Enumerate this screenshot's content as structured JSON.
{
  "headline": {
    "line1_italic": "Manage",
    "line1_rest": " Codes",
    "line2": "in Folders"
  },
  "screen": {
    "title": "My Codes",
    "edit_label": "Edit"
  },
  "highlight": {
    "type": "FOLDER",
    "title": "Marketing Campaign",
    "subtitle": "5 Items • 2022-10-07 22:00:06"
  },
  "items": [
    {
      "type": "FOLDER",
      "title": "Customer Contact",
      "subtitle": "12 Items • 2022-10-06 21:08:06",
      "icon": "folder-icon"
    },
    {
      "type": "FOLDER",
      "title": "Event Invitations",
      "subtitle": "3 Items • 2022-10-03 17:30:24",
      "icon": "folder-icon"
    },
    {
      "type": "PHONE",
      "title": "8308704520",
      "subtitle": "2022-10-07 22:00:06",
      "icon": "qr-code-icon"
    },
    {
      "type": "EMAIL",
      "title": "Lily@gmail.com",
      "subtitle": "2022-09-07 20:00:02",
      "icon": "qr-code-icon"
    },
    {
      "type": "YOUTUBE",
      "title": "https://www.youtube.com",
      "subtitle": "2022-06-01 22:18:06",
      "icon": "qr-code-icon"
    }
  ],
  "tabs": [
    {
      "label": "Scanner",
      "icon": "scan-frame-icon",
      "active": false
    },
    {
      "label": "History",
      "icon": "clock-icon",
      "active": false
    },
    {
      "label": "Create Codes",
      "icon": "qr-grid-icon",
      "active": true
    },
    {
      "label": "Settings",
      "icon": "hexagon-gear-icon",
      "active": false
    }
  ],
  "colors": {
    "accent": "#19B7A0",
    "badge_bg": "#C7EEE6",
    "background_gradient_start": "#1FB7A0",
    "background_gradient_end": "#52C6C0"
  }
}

# PROBLEM STATEMENT:
Restate every line of the data word for word.

# OUTPUT OF THE TASK:
Enumerate this screenshot's content as structured JSON.
{
  "headline": {
    "line1_italic": "Manage",
    "line1_rest": " Codes",
    "line2": "in Folders"
  },
  "screen": {
    "title": "My Codes",
    "edit_label": "Edit"
  },
  "highlight": {
    "type": "FOLDER",
    "title": "Marketing Campaign",
    "subtitle": "5 Items • 2022-10-07 22:00:06"
  },
  "items": [
    {
      "type": "FOLDER",
      "title": "Customer Contact",
      "subtitle": "12 Items • 2022-10-06 21:08:06",
      "icon": "folder-icon"
    },
    {
      "type": "FOLDER",
      "title": "Event Invitations",
      "subtitle": "3 Items • 2022-10-03 17:30:24",
      "icon": "folder-icon"
    },
    {
      "type": "PHONE",
      "title": "8308704520",
      "subtitle": "2022-10-07 22:00:06",
      "icon": "qr-code-icon"
    },
    {
      "type": "EMAIL",
      "title": "Lily@gmail.com",
      "subtitle": "2022-09-07 20:00:02",
      "icon": "qr-code-icon"
    },
    {
      "type": "YOUTUBE",
      "title": "https://www.youtube.com",
      "subtitle": "2022-06-01 22:18:06",
      "icon": "qr-code-icon"
    }
  ],
  "tabs": [
    {
      "label": "Scanner",
      "icon": "scan-frame-icon",
      "active": false
    },
    {
      "label": "History",
      "icon": "clock-icon",
      "active": false
    },
    {
      "label": "Create Codes",
      "icon": "qr-grid-icon",
      "active": true
    },
    {
      "label": "Settings",
      "icon": "hexagon-gear-icon",
      "active": false
    }
  ],
  "colors": {
    "accent": "#19B7A0",
    "badge_bg": "#C7EEE6",
    "background_gradient_start": "#1FB7A0",
    "background_gradient_end": "#52C6C0"
  }
}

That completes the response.